(Raw records)
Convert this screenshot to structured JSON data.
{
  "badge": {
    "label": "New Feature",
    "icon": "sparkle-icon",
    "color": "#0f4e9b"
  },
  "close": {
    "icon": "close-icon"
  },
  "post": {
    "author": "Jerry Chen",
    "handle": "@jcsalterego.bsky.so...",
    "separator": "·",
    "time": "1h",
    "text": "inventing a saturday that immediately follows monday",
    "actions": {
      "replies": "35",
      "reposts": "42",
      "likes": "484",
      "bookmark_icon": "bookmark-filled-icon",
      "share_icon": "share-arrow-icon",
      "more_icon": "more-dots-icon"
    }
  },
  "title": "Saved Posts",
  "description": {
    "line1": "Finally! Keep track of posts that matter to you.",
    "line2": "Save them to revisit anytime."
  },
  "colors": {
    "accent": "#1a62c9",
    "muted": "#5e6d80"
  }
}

◆ Stated problem
Transcribe each record exactly. Leave nothing out.

◆ Output
Convert this screenshot to structured JSON data.
{
  "badge": {
    "label": "New Feature",
    "icon": "sparkle-icon",
    "color": "#0f4e9b"
  },
  "close": {
    "icon": "close-icon"
  },
  "post": {
    "author": "Jerry Chen",
    "handle": "@jcsalterego.bsky.so...",
    "separator": "·",
    "time": "1h",
    "text": "inventing a saturday that immediately follows monday",
    "actions": {
      "replies": "35",
      "reposts": "42",
      "likes": "484",
      "bookmark_icon": "bookmark-filled-icon",
      "share_icon": "share-arrow-icon",
      "more_icon": "more-dots-icon"
    }
  },
  "title": "Saved Posts",
  "description": {
    "line1": "Finally! Keep track of posts that matter to you.",
    "line2": "Save them to revisit anytime."
  },
  "colors": {
    "accent": "#1a62c9",
    "muted": "#5e6d80"
  }
}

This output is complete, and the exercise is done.